Given task =
Would you transcribe the listing that follows, character for character, and omit its images?

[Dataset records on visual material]
..............................
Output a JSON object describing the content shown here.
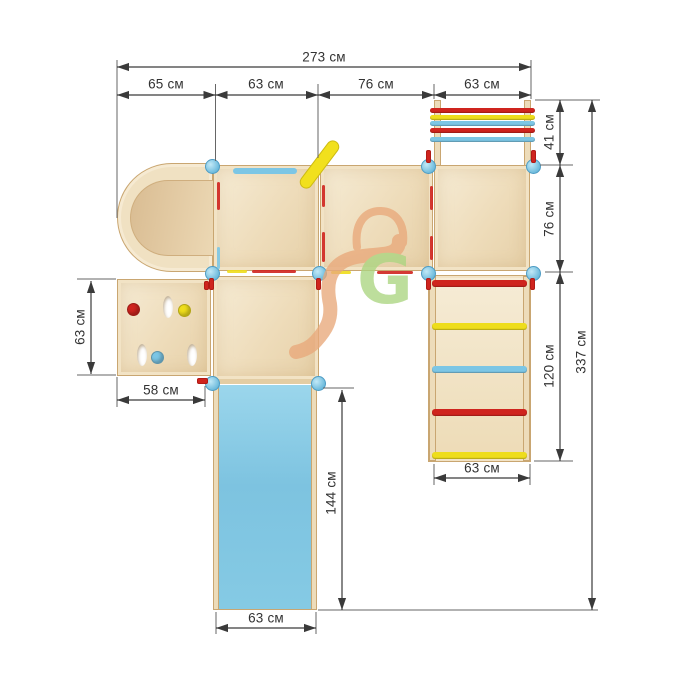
{
  "labels": {
    "total_width": "273 см",
    "tunnel_width": "65 см",
    "platform1_width": "63 см",
    "platform2_width": "76 см",
    "ladder_top_width": "63 см",
    "ladder_top_depth": "41 см",
    "platform_depth": "76 см",
    "ladder_right_length": "120 см",
    "total_height": "337 см",
    "wall_height": "63 см",
    "wall_width": "58 см",
    "slide_length": "144 см",
    "slide_width": "63 см",
    "ladder_right_width": "63 см"
  },
  "watermark": {
    "letter": "G"
  },
  "structure": {
    "top_ladder_rungs": [
      "red",
      "yellow",
      "blue",
      "red",
      "blue"
    ],
    "right_ladder_rungs": [
      "red",
      "yellow",
      "blue",
      "red",
      "yellow"
    ],
    "wall_holds": [
      "red",
      "yellow",
      "blue"
    ]
  },
  "colors": {
    "red": "#cf241e",
    "yellow": "#eedd1b",
    "blue": "#7cc6e5",
    "slide_blue": "#82c7e3",
    "connector_blue": "#79c3e2",
    "wood_light": "#f4e8d0",
    "wood_edge": "#d8bd92",
    "outline": "#c9a671",
    "dimension_line": "#3a3a3a",
    "watermark_orange": "#e9a97b",
    "watermark_green": "#abd581",
    "background": "#ffffff"
  }
}
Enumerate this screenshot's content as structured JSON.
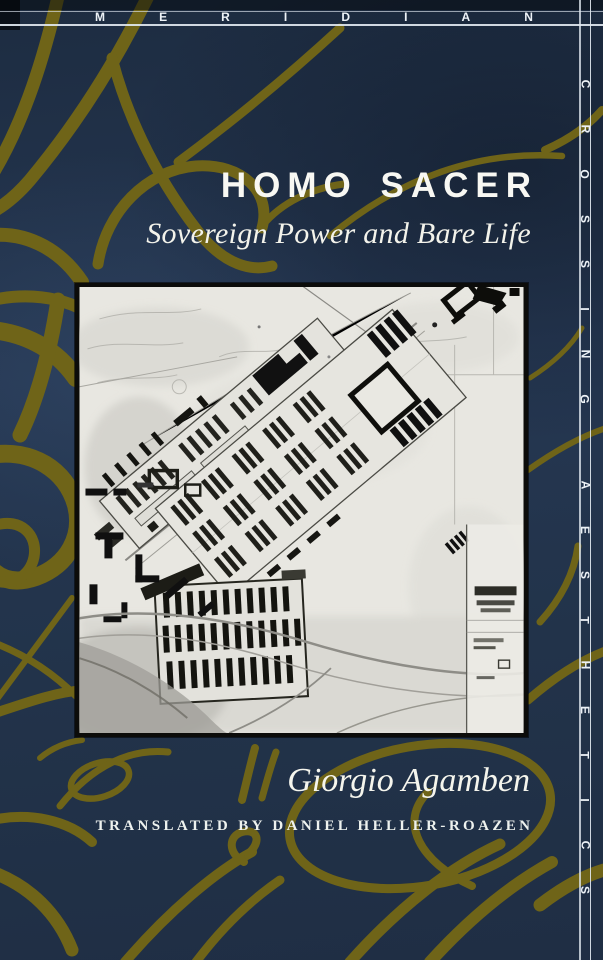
{
  "series": {
    "top_label": "MERIDIAN",
    "side_word_1": "CROSSING",
    "side_word_2": "AESTHETICS"
  },
  "title_block": {
    "title": "HOMO SACER",
    "subtitle": "Sovereign Power and Bare Life"
  },
  "author_block": {
    "author": "Giorgio Agamben",
    "translated_by": "TRANSLATED BY DANIEL HELLER-ROAZEN"
  },
  "colors": {
    "background_navy": "#22334a",
    "swirl_gold": "#6f6418",
    "rule_white": "#dfe7ef",
    "text_white": "#f5f5ed",
    "photo_paper": "#e8e7e1",
    "photo_border_black": "#0c0c0a"
  }
}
..............................
Final answer =
Output a JSON object describing the content shown here.
{
  "labels": {
    "total_width": "273 см",
    "tunnel_width": "65 см",
    "platform1_width": "63 см",
    "platform2_width": "76 см",
    "ladder_top_width": "63 см",
    "ladder_top_depth": "41 см",
    "platform_depth": "76 см",
    "ladder_right_length": "120 см",
    "total_height": "337 см",
    "wall_height": "63 см",
    "wall_width": "58 см",
    "slide_length": "144 см",
    "slide_width": "63 см",
    "ladder_right_width": "63 см"
  },
  "watermark": {
    "letter": "G"
  },
  "structure": {
    "top_ladder_rungs": [
      "red",
      "yellow",
      "blue",
      "red",
      "blue"
    ],
    "right_ladder_rungs": [
      "red",
      "yellow",
      "blue",
      "red",
      "yellow"
    ],
    "wall_holds": [
      "red",
      "yellow",
      "blue"
    ]
  },
  "colors": {
    "red": "#cf241e",
    "yellow": "#eedd1b",
    "blue": "#7cc6e5",
    "slide_blue": "#82c7e3",
    "connector_blue": "#79c3e2",
    "wood_light": "#f4e8d0",
    "wood_edge": "#d8bd92",
    "outline": "#c9a671",
    "dimension_line": "#3a3a3a",
    "watermark_orange": "#e9a97b",
    "watermark_green": "#abd581",
    "background": "#ffffff"
  }
}
Enumerate this screenshot's content as structured JSON.
{
  "series": {
    "top_label": "MERIDIAN",
    "side_word_1": "CROSSING",
    "side_word_2": "AESTHETICS"
  },
  "title_block": {
    "title": "HOMO SACER",
    "subtitle": "Sovereign Power and Bare Life"
  },
  "author_block": {
    "author": "Giorgio Agamben",
    "translated_by": "TRANSLATED BY DANIEL HELLER-ROAZEN"
  },
  "colors": {
    "background_navy": "#22334a",
    "swirl_gold": "#6f6418",
    "rule_white": "#dfe7ef",
    "text_white": "#f5f5ed",
    "photo_paper": "#e8e7e1",
    "photo_border_black": "#0c0c0a"
  }
}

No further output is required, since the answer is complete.